▶ _WHAT TO DO_: Copy the rows word for word, starting with the first row and continuing through the row that contains "comment-action-link[interactable]: Share <box>142", including both of them.

Excerpt from a dataset:
_ _ _ _ _
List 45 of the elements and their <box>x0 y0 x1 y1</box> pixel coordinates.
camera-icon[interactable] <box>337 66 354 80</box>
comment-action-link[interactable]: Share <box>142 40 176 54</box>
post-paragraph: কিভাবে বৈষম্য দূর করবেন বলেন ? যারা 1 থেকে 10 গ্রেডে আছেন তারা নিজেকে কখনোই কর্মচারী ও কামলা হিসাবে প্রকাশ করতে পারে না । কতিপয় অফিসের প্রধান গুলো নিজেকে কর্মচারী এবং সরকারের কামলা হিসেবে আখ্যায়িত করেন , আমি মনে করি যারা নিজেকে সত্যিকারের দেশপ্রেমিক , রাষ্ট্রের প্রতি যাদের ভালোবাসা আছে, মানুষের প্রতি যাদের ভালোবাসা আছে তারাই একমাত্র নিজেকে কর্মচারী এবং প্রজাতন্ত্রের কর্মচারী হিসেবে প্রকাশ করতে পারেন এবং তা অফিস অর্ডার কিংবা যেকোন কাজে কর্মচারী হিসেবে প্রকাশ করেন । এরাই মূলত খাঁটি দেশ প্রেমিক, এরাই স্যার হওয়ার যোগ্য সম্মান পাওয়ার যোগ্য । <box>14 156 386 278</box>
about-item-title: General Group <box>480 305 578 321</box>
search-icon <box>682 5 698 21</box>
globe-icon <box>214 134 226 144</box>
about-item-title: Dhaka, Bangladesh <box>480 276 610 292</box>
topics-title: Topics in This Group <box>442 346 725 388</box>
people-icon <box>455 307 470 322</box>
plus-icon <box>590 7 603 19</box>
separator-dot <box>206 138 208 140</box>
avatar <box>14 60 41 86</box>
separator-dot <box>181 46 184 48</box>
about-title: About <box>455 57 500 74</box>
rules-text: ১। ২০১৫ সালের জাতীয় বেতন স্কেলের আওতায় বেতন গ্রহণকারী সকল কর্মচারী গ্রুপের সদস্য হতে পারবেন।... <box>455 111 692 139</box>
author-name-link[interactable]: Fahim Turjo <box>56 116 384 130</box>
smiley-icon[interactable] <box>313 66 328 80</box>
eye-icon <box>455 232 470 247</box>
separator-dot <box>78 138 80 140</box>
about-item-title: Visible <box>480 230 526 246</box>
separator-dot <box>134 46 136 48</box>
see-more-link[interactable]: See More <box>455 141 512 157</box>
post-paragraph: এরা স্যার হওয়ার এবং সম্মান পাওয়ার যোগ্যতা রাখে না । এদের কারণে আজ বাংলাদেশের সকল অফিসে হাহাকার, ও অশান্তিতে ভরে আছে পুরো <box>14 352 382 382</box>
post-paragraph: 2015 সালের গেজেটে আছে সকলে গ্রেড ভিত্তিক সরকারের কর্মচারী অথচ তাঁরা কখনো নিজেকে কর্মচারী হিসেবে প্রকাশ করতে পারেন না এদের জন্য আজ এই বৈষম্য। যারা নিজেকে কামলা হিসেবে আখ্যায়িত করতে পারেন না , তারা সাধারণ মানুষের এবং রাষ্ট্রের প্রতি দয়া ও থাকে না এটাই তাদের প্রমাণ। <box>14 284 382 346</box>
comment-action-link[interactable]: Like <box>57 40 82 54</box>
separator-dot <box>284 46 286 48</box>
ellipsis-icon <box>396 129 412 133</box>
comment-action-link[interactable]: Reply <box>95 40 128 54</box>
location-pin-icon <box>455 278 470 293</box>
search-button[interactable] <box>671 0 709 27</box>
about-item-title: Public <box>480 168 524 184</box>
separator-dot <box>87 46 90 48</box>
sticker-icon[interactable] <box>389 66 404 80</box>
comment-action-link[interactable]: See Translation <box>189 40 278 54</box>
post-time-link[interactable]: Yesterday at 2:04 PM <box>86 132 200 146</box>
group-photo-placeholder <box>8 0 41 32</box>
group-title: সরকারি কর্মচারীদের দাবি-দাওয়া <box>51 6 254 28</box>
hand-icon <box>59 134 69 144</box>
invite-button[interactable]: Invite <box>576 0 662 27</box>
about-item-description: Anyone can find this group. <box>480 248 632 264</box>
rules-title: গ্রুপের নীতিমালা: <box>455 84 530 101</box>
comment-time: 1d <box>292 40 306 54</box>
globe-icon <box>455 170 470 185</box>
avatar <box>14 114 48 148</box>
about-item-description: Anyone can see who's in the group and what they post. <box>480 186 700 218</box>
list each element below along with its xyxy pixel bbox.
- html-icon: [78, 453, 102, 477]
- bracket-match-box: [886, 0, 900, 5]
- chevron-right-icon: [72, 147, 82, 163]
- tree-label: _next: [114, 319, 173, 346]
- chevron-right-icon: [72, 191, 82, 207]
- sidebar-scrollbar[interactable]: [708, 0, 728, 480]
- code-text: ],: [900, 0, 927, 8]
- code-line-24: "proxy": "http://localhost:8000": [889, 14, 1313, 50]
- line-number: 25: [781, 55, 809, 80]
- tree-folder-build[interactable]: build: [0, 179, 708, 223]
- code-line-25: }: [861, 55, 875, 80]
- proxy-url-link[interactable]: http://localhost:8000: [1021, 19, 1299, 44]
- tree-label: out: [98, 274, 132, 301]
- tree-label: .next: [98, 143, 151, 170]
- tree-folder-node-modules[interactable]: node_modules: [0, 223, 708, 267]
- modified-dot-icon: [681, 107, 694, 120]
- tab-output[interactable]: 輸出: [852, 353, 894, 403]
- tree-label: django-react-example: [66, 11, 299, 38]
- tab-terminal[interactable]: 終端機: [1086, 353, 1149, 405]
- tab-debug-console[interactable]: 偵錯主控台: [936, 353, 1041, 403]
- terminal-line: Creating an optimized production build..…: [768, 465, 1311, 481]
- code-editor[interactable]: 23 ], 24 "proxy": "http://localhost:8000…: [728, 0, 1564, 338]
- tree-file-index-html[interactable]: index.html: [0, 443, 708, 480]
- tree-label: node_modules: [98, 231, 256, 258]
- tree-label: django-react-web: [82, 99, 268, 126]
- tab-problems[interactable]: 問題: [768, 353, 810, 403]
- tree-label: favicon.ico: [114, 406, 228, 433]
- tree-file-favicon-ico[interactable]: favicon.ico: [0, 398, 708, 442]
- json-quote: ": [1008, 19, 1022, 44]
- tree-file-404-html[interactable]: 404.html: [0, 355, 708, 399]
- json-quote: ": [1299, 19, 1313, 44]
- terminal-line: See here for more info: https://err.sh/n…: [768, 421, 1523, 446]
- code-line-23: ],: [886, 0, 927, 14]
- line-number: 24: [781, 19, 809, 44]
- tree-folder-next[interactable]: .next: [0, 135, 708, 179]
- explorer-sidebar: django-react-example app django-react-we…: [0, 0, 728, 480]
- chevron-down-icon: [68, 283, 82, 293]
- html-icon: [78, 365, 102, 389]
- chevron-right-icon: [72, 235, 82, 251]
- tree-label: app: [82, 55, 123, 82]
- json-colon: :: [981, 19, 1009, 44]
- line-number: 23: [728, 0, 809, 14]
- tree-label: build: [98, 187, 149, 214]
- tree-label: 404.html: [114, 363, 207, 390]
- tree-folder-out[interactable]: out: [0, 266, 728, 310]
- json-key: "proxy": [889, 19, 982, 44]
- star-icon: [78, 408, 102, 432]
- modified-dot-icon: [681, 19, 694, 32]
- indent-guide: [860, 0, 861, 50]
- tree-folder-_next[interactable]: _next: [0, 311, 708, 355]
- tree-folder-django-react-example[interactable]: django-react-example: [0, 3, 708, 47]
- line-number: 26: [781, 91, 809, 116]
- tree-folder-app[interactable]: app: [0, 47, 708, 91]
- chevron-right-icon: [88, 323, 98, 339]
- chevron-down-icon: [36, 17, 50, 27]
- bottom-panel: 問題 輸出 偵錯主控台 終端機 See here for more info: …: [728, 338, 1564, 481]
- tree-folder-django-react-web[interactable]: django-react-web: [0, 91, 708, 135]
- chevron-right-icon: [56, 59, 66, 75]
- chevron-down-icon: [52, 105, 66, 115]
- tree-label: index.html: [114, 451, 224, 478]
_ _ _ _ _
▶ _OUTPUT_:
List 45 of the elements and their <box>x0 y0 x1 y1</box> pixel coordinates.
camera-icon[interactable] <box>337 66 354 80</box>
comment-action-link[interactable]: Share <box>142 40 176 54</box>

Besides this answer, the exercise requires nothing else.